[WORK TO DO]
Return all lines with the word "color" in them.
— BEGIN RECORDED INFORMATION —
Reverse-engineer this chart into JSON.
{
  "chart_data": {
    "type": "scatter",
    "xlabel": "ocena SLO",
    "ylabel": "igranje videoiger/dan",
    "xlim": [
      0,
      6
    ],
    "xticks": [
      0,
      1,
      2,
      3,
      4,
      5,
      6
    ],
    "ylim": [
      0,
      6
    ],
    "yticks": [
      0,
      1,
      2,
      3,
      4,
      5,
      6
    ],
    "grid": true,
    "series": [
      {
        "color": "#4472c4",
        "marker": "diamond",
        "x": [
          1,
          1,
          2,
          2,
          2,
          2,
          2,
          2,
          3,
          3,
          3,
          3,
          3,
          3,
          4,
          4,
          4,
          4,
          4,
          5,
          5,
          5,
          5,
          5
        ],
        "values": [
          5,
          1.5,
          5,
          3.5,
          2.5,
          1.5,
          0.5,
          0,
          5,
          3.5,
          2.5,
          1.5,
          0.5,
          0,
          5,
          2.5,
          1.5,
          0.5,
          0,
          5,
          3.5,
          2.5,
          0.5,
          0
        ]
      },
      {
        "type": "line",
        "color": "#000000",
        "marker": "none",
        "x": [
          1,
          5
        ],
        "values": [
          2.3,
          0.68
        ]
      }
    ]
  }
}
— END RECORDED INFORMATION —
— BEGIN RECORDED INFORMATION —
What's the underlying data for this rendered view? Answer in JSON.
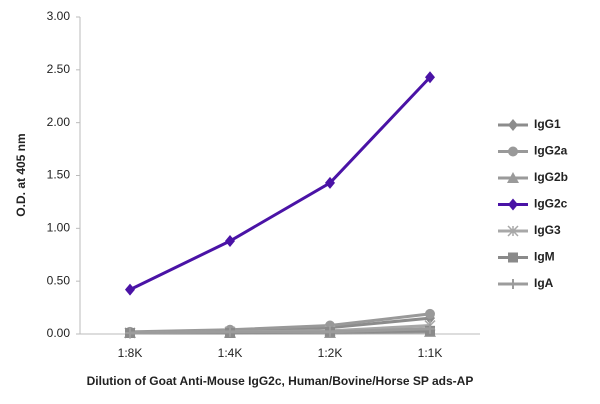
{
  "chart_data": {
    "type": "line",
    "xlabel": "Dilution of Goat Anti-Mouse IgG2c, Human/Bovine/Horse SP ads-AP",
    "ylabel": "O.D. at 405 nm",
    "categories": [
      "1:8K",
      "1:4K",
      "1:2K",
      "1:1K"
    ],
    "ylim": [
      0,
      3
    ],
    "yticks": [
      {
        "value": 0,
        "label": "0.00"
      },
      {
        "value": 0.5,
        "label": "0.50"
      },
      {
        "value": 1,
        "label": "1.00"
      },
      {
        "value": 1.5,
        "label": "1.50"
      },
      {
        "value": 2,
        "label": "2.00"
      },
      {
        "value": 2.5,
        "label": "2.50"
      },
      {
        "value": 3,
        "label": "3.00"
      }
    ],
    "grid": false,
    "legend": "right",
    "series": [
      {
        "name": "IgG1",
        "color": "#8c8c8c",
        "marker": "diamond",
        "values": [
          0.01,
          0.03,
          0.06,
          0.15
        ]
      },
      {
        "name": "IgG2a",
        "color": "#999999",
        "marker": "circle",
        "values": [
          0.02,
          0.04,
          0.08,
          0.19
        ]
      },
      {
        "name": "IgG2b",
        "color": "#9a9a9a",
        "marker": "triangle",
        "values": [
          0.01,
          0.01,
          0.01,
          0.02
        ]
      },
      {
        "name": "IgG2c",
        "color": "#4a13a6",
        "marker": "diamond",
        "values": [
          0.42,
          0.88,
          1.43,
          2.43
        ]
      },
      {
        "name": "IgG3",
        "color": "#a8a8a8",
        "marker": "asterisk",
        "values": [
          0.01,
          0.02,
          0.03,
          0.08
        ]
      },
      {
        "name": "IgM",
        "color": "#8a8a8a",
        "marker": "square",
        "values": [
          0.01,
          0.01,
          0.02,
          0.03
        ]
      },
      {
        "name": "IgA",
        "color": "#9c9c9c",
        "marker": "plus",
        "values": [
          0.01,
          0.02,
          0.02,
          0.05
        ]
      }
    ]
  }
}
— END RECORDED INFORMATION —
[SOLUTION FOR THIS TASK]
        "color": "#4472c4",
        "color": "#000000",
        "color": "#8c8c8c",
        "color": "#999999",
        "color": "#9a9a9a",
        "color": "#4a13a6",
        "color": "#a8a8a8",
        "color": "#8a8a8a",
        "color": "#9c9c9c",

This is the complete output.